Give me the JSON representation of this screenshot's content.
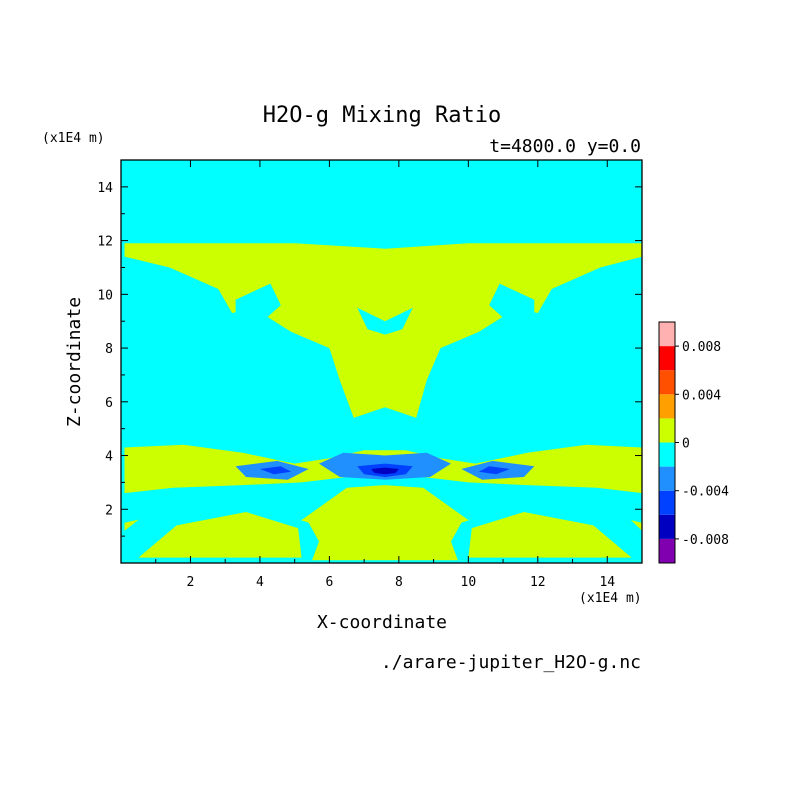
{
  "chart_data": {
    "type": "heatmap",
    "title": "H2O-g Mixing Ratio",
    "subtitle": "t=4800.0 y=0.0",
    "xlabel": "X-coordinate",
    "ylabel": "Z-coordinate",
    "x_unit": "(x1E4 m)",
    "y_unit": "(x1E4 m)",
    "xlim": [
      0,
      15
    ],
    "ylim": [
      0,
      15
    ],
    "xticks": [
      2,
      4,
      6,
      8,
      10,
      12,
      14
    ],
    "yticks": [
      2,
      4,
      6,
      8,
      10,
      12,
      14
    ],
    "footer": "./arare-jupiter_H2O-g.nc",
    "colorbar": {
      "levels": [
        -0.01,
        -0.008,
        -0.006,
        -0.004,
        -0.002,
        0,
        0.002,
        0.004,
        0.006,
        0.008,
        0.01
      ],
      "labels": [
        "0.008",
        "0.004",
        "0",
        "-0.004",
        "-0.008"
      ],
      "label_values": [
        0.008,
        0.004,
        0,
        -0.004,
        -0.008
      ],
      "colors": [
        "#8000b0",
        "#0000c0",
        "#0040ff",
        "#2090ff",
        "#00ffff",
        "#ccff00",
        "#ffa000",
        "#ff5000",
        "#ff0000",
        "#ffb0b0"
      ]
    },
    "background_level": "#00ffff",
    "regions": [
      {
        "level": "#ccff00",
        "points": [
          [
            0.1,
            11.9
          ],
          [
            5,
            11.9
          ],
          [
            7.6,
            11.7
          ],
          [
            10,
            11.9
          ],
          [
            15,
            11.9
          ],
          [
            15,
            11.4
          ],
          [
            13.8,
            11
          ],
          [
            12.4,
            10.2
          ],
          [
            12,
            9.3
          ],
          [
            11.4,
            9.5
          ],
          [
            10.3,
            8.6
          ],
          [
            9.2,
            8
          ],
          [
            8.8,
            6.8
          ],
          [
            8.5,
            5.4
          ],
          [
            7.6,
            5.8
          ],
          [
            6.7,
            5.4
          ],
          [
            6.3,
            6.8
          ],
          [
            6,
            8
          ],
          [
            4.9,
            8.6
          ],
          [
            3.8,
            9.5
          ],
          [
            3.2,
            9.3
          ],
          [
            2.8,
            10.2
          ],
          [
            1.4,
            11
          ],
          [
            0.1,
            11.4
          ]
        ]
      },
      {
        "level": "#00ffff",
        "points": [
          [
            3.3,
            9.8
          ],
          [
            4.3,
            10.4
          ],
          [
            4.6,
            9.6
          ],
          [
            4.0,
            8.9
          ],
          [
            3.3,
            9.1
          ]
        ]
      },
      {
        "level": "#00ffff",
        "points": [
          [
            10.6,
            9.6
          ],
          [
            10.9,
            10.4
          ],
          [
            11.9,
            9.8
          ],
          [
            11.9,
            9.1
          ],
          [
            11.2,
            8.9
          ]
        ]
      },
      {
        "level": "#00ffff",
        "points": [
          [
            6.8,
            9.5
          ],
          [
            7.6,
            9
          ],
          [
            8.4,
            9.5
          ],
          [
            8.1,
            8.7
          ],
          [
            7.6,
            8.5
          ],
          [
            7.1,
            8.7
          ]
        ]
      },
      {
        "level": "#ccff00",
        "points": [
          [
            0.1,
            4.3
          ],
          [
            1.8,
            4.4
          ],
          [
            3.5,
            4.1
          ],
          [
            5,
            3.7
          ],
          [
            6,
            3.9
          ],
          [
            7,
            4.2
          ],
          [
            8.2,
            4.2
          ],
          [
            9.2,
            3.9
          ],
          [
            10.2,
            3.7
          ],
          [
            11.7,
            4.1
          ],
          [
            13.4,
            4.4
          ],
          [
            15,
            4.3
          ],
          [
            15,
            0.1
          ],
          [
            0.1,
            0.1
          ]
        ]
      },
      {
        "level": "#00ffff",
        "points": [
          [
            0.1,
            2.6
          ],
          [
            1.5,
            2.8
          ],
          [
            3.5,
            2.9
          ],
          [
            5.2,
            3
          ],
          [
            6.5,
            3.2
          ],
          [
            7.6,
            3.3
          ],
          [
            8.7,
            3.2
          ],
          [
            10,
            3
          ],
          [
            11.7,
            2.9
          ],
          [
            13.7,
            2.8
          ],
          [
            15,
            2.6
          ],
          [
            15,
            1.5
          ],
          [
            14,
            1.8
          ],
          [
            12,
            2
          ],
          [
            10,
            1.6
          ],
          [
            8.7,
            2.8
          ],
          [
            7.6,
            2.9
          ],
          [
            6.5,
            2.8
          ],
          [
            5.2,
            1.6
          ],
          [
            3.2,
            2
          ],
          [
            1.2,
            1.8
          ],
          [
            0.1,
            1.5
          ]
        ]
      },
      {
        "level": "#00ffff",
        "points": [
          [
            0.1,
            1.2
          ],
          [
            0.6,
            1.7
          ],
          [
            2.2,
            2
          ],
          [
            3.8,
            2.2
          ],
          [
            5.4,
            1.5
          ],
          [
            5.7,
            0.8
          ],
          [
            5.5,
            0.1
          ],
          [
            0.1,
            0.1
          ]
        ]
      },
      {
        "level": "#00ffff",
        "points": [
          [
            15,
            1.2
          ],
          [
            14.6,
            1.7
          ],
          [
            13,
            2
          ],
          [
            11.4,
            2.2
          ],
          [
            9.8,
            1.5
          ],
          [
            9.5,
            0.8
          ],
          [
            9.7,
            0.1
          ],
          [
            15,
            0.1
          ]
        ]
      },
      {
        "level": "#ccff00",
        "points": [
          [
            0.5,
            0.2
          ],
          [
            1.6,
            1.4
          ],
          [
            3.6,
            1.9
          ],
          [
            5.1,
            1.3
          ],
          [
            5.2,
            0.2
          ]
        ]
      },
      {
        "level": "#ccff00",
        "points": [
          [
            14.7,
            0.2
          ],
          [
            13.6,
            1.4
          ],
          [
            11.6,
            1.9
          ],
          [
            10.1,
            1.3
          ],
          [
            10,
            0.2
          ]
        ]
      },
      {
        "level": "#2090ff",
        "points": [
          [
            3.3,
            3.6
          ],
          [
            4.5,
            3.8
          ],
          [
            5.4,
            3.5
          ],
          [
            4.8,
            3.1
          ],
          [
            3.6,
            3.2
          ]
        ]
      },
      {
        "level": "#2090ff",
        "points": [
          [
            9.8,
            3.5
          ],
          [
            10.7,
            3.8
          ],
          [
            11.9,
            3.6
          ],
          [
            11.6,
            3.2
          ],
          [
            10.4,
            3.1
          ]
        ]
      },
      {
        "level": "#2090ff",
        "points": [
          [
            5.7,
            3.7
          ],
          [
            6.4,
            4.1
          ],
          [
            7.6,
            4.0
          ],
          [
            8.8,
            4.1
          ],
          [
            9.5,
            3.7
          ],
          [
            8.9,
            3.2
          ],
          [
            7.6,
            3.1
          ],
          [
            6.3,
            3.2
          ]
        ]
      },
      {
        "level": "#0040ff",
        "points": [
          [
            4.0,
            3.5
          ],
          [
            4.6,
            3.6
          ],
          [
            4.9,
            3.4
          ],
          [
            4.4,
            3.3
          ]
        ]
      },
      {
        "level": "#0040ff",
        "points": [
          [
            10.3,
            3.4
          ],
          [
            10.6,
            3.6
          ],
          [
            11.2,
            3.5
          ],
          [
            10.8,
            3.3
          ]
        ]
      },
      {
        "level": "#0040ff",
        "points": [
          [
            6.8,
            3.6
          ],
          [
            7.6,
            3.7
          ],
          [
            8.4,
            3.6
          ],
          [
            8.2,
            3.3
          ],
          [
            7.6,
            3.2
          ],
          [
            7.0,
            3.3
          ]
        ]
      },
      {
        "level": "#0000c0",
        "points": [
          [
            7.2,
            3.5
          ],
          [
            7.6,
            3.55
          ],
          [
            8,
            3.5
          ],
          [
            7.9,
            3.35
          ],
          [
            7.6,
            3.3
          ],
          [
            7.3,
            3.35
          ]
        ]
      }
    ]
  }
}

——————

Check every line of the entries above for the word "coordinate" and report how many lines contain it, giving the number only.

■ Task solution
2